SET EXERCISE:
Pull out each line of the entries below that contains the string "length".

SOURCE RECORDS:
════════

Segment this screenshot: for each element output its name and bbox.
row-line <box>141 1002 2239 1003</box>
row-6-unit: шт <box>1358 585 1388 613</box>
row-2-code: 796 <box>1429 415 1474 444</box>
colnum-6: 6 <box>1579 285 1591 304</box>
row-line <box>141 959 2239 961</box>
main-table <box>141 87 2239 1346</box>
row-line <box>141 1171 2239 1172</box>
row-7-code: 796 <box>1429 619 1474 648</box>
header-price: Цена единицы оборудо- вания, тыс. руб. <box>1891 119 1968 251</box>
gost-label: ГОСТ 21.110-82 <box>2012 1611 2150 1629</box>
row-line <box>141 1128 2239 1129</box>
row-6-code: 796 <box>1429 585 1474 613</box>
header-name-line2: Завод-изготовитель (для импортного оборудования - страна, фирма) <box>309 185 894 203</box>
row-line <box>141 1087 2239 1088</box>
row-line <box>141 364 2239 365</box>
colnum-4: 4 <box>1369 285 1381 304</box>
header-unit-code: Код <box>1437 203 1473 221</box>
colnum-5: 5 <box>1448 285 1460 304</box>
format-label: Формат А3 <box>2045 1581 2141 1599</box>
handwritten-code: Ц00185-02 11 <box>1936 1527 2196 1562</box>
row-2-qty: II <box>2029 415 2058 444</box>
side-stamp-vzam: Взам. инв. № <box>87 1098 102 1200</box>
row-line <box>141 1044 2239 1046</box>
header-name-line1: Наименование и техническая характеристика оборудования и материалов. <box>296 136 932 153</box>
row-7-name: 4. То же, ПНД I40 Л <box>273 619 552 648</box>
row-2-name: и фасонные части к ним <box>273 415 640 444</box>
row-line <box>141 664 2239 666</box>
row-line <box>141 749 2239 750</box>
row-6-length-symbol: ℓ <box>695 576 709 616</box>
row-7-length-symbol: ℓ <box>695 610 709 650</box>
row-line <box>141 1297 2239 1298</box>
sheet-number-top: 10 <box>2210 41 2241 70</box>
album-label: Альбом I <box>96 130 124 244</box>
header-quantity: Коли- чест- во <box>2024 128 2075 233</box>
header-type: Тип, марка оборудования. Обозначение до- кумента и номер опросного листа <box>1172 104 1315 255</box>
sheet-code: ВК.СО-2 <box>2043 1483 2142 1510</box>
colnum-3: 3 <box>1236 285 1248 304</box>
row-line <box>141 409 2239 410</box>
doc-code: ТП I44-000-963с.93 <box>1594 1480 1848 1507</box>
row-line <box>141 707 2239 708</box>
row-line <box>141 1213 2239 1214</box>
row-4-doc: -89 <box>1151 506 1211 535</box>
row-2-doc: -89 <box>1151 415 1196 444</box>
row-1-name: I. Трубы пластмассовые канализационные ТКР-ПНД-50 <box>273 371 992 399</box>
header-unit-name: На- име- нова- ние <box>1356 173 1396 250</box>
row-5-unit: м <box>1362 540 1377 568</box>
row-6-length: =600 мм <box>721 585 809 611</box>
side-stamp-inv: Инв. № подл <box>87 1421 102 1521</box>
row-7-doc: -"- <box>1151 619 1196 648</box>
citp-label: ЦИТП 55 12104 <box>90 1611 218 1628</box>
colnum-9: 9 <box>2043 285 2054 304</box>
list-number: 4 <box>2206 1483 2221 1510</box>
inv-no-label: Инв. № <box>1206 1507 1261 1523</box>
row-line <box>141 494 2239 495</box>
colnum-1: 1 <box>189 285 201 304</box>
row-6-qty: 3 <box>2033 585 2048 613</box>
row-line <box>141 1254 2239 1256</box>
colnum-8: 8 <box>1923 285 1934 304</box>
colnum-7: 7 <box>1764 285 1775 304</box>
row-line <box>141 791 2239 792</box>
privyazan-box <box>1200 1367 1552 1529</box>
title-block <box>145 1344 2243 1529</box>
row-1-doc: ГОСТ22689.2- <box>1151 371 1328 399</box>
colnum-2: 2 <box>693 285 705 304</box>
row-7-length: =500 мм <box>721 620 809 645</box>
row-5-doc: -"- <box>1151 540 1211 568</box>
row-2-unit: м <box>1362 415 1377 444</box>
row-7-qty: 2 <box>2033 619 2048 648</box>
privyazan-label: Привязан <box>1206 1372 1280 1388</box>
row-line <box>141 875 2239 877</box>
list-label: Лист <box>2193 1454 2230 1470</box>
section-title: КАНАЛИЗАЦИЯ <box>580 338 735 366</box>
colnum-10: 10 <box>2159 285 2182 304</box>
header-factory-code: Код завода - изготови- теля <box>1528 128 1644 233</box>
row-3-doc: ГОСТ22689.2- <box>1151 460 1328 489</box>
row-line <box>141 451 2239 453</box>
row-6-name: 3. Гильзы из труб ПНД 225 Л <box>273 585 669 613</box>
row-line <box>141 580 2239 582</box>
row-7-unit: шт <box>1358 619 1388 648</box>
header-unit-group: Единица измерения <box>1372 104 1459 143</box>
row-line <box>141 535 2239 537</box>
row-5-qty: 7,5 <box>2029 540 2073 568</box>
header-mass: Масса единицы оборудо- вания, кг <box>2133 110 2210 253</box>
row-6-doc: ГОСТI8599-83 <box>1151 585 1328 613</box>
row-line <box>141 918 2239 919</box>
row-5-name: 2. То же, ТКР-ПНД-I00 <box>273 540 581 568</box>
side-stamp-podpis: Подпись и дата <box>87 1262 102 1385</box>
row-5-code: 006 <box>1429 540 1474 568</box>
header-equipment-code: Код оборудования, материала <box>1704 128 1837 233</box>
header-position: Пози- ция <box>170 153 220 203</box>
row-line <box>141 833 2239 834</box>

════════

RESPONSE TO THIS EXERCISE:
row-6-length-symbol: ℓ <box>695 576 709 616</box>
row-7-length-symbol: ℓ <box>695 610 709 650</box>
row-6-length: =600 мм <box>721 585 809 611</box>
row-7-length: =500 мм <box>721 620 809 645</box>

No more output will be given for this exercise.